**Task objective**
Leave out all pictures. Extract exactly the lines from the one containing "OCR this image." through the end of the data.

-- Start --

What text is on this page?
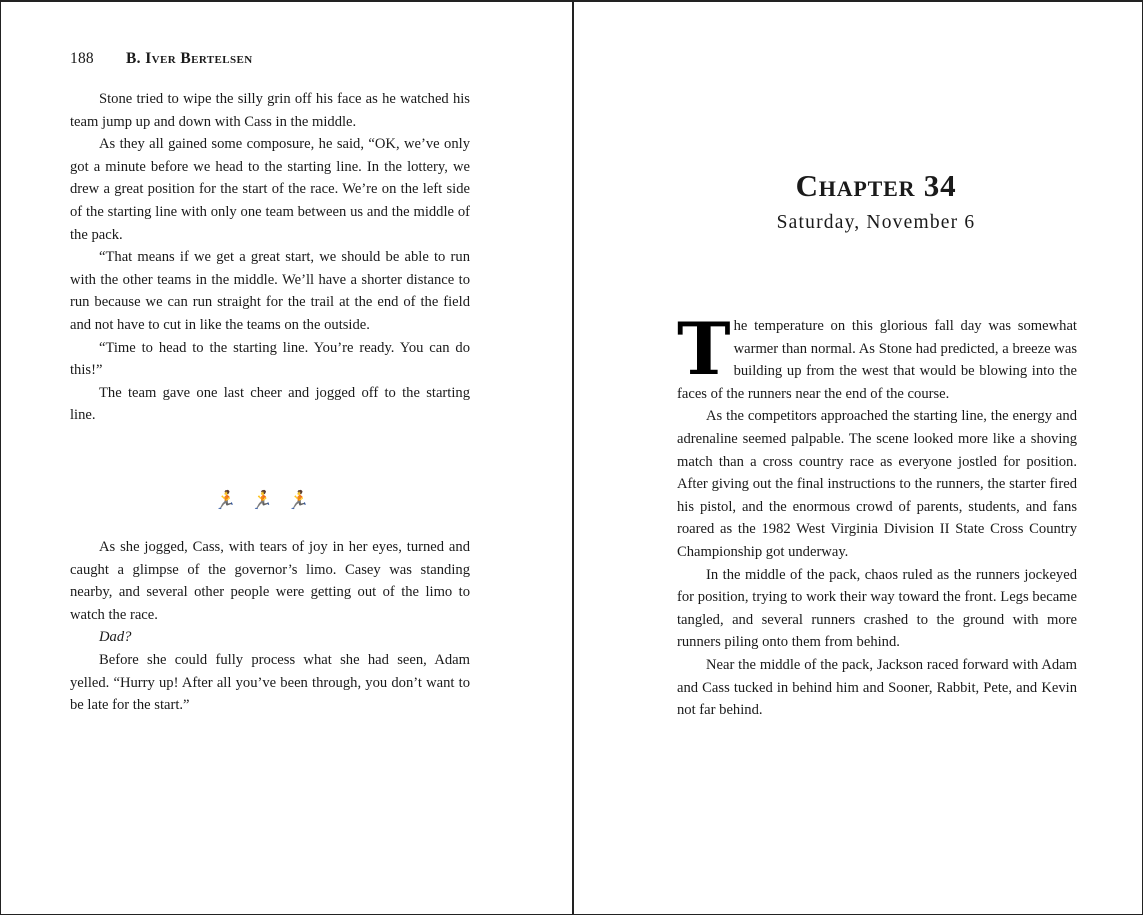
188 B. Iver Bertelsen

Stone tried to wipe the silly grin off his face as he watched his team jump up and down with Cass in the middle.

As they all gained some composure, he said, “OK, we’ve only got a minute before we head to the starting line. In the lottery, we drew a great position for the start of the race. We’re on the left side of the starting line with only one team between us and the middle of the pack.

“That means if we get a great start, we should be able to run with the other teams in the middle. We’ll have a shorter distance to run because we can run straight for the trail at the end of the field and not have to cut in like the teams on the outside.

“Time to head to the starting line. You’re ready. You can do this!”

The team gave one last cheer and jogged off to the starting line.

🏃🏃🏃

As she jogged, Cass, with tears of joy in her eyes, turned and caught a glimpse of the governor’s limo. Casey was standing nearby, and several other people were getting out of the limo to watch the race.

Dad?

Before she could fully process what she had seen, Adam yelled. “Hurry up! After all you’ve been through, you don’t want to be late for the start.”

Chapter 34
Saturday, November 6

The temperature on this glorious fall day was somewhat warmer than normal. As Stone had predicted, a breeze was building up from the west that would be blowing into the faces of the runners near the end of the course.

As the competitors approached the starting line, the energy and adrenaline seemed palpable. The scene looked more like a shoving match than a cross country race as everyone jostled for position. After giving out the final instructions to the runners, the starter fired his pistol, and the enormous crowd of parents, students, and fans roared as the 1982 West Virginia Division II State Cross Country Championship got underway.

In the middle of the pack, chaos ruled as the runners jockeyed for position, trying to work their way toward the front. Legs became tangled, and several runners crashed to the ground with more runners piling onto them from behind.

Near the middle of the pack, Jackson raced forward with Adam and Cass tucked in behind him and Sooner, Rabbit, Pete, and Kevin not far behind.
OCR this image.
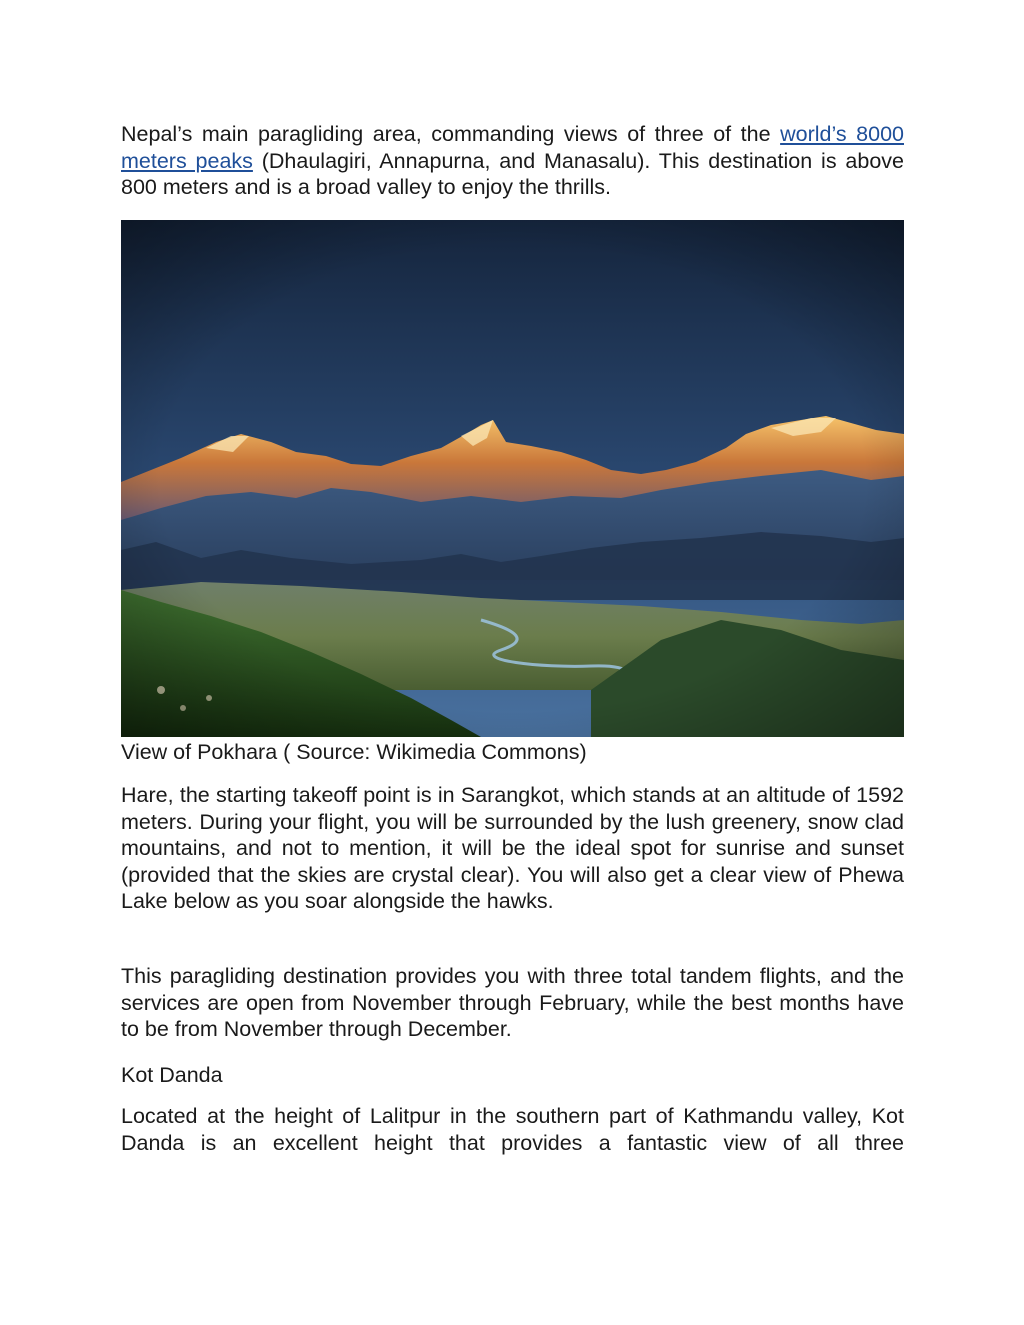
Nepal’s main paragliding area, commanding views of three of the world’s 8000 meters peaks (Dhaulagiri, Annapurna, and Manasalu). This destination is above 800 meters and is a broad valley to enjoy the thrills.

View of Pokhara ( Source: Wikimedia Commons)

Hare, the starting takeoff point is in Sarangkot, which stands at an altitude of 1592 meters. During your flight, you will be surrounded by the lush greenery, snow clad mountains, and not to mention, it will be the ideal spot for sunrise and sunset (provided that the skies are crystal clear). You will also get a clear view of Phewa Lake below as you soar alongside the hawks.

This paragliding destination provides you with three total tandem flights, and the services are open from November through February, while the best months have to be from November through December.

Kot Danda

Located at the height of Lalitpur in the southern part of Kathmandu valley, Kot Danda is an excellent height that provides a fantastic view of all three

-- End --

**Exercise response**
OCR this image.
Nepal’s main paragliding area, commanding views of three of the world’s 8000 meters peaks (Dhaulagiri, Annapurna, and Manasalu). This destination is above 800 meters and is a broad valley to enjoy the thrills.

View of Pokhara ( Source: Wikimedia Commons)

Hare, the starting takeoff point is in Sarangkot, which stands at an altitude of 1592 meters. During your flight, you will be surrounded by the lush greenery, snow clad mountains, and not to mention, it will be the ideal spot for sunrise and sunset (provided that the skies are crystal clear). You will also get a clear view of Phewa Lake below as you soar alongside the hawks.

This paragliding destination provides you with three total tandem flights, and the services are open from November through February, while the best months have to be from November through December.

Kot Danda

Located at the height of Lalitpur in the southern part of Kathmandu valley, Kot Danda is an excellent height that provides a fantastic view of all three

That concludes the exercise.